• The request: Only the lines from the line holding "Serialize everything readable" to the last line should be output, each exactly as given.

## START Dataset extract

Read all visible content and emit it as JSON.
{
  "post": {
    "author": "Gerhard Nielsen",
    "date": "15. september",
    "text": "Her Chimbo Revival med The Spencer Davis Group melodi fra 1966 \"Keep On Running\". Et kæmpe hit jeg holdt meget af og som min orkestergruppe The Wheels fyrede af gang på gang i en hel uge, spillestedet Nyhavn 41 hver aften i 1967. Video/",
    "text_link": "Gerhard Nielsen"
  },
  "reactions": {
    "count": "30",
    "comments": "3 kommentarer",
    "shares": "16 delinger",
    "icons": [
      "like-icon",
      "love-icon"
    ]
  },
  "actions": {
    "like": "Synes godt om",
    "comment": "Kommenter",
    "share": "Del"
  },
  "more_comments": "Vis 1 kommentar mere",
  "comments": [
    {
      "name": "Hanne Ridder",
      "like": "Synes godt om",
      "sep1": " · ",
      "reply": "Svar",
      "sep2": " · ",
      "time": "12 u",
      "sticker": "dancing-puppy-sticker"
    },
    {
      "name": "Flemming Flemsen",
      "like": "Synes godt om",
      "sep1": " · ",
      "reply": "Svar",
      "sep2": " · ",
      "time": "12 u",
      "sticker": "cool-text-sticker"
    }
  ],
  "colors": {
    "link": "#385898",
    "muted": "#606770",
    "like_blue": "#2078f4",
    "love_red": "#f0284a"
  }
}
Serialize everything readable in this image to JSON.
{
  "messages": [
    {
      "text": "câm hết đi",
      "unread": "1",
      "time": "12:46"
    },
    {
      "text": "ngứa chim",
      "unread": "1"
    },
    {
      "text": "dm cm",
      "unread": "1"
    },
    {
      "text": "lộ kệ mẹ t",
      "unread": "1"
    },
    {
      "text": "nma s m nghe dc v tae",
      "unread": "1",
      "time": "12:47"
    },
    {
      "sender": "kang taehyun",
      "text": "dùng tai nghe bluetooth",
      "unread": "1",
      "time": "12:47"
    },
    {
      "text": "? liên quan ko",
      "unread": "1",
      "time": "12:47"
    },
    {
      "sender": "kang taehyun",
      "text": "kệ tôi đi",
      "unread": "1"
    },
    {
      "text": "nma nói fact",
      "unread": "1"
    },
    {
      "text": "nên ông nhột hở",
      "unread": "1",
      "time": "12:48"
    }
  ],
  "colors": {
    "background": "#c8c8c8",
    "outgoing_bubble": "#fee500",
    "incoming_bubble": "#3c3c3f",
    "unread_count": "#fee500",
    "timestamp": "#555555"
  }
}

## END Dataset extract

• Complete answer:
Serialize everything readable in this image to JSON.
{
  "messages": [
    {
      "text": "câm hết đi",
      "unread": "1",
      "time": "12:46"
    },
    {
      "text": "ngứa chim",
      "unread": "1"
    },
    {
      "text": "dm cm",
      "unread": "1"
    },
    {
      "text": "lộ kệ mẹ t",
      "unread": "1"
    },
    {
      "text": "nma s m nghe dc v tae",
      "unread": "1",
      "time": "12:47"
    },
    {
      "sender": "kang taehyun",
      "text": "dùng tai nghe bluetooth",
      "unread": "1",
      "time": "12:47"
    },
    {
      "text": "? liên quan ko",
      "unread": "1",
      "time": "12:47"
    },
    {
      "sender": "kang taehyun",
      "text": "kệ tôi đi",
      "unread": "1"
    },
    {
      "text": "nma nói fact",
      "unread": "1"
    },
    {
      "text": "nên ông nhột hở",
      "unread": "1",
      "time": "12:48"
    }
  ],
  "colors": {
    "background": "#c8c8c8",
    "outgoing_bubble": "#fee500",
    "incoming_bubble": "#3c3c3f",
    "unread_count": "#fee500",
    "timestamp": "#555555"
  }
}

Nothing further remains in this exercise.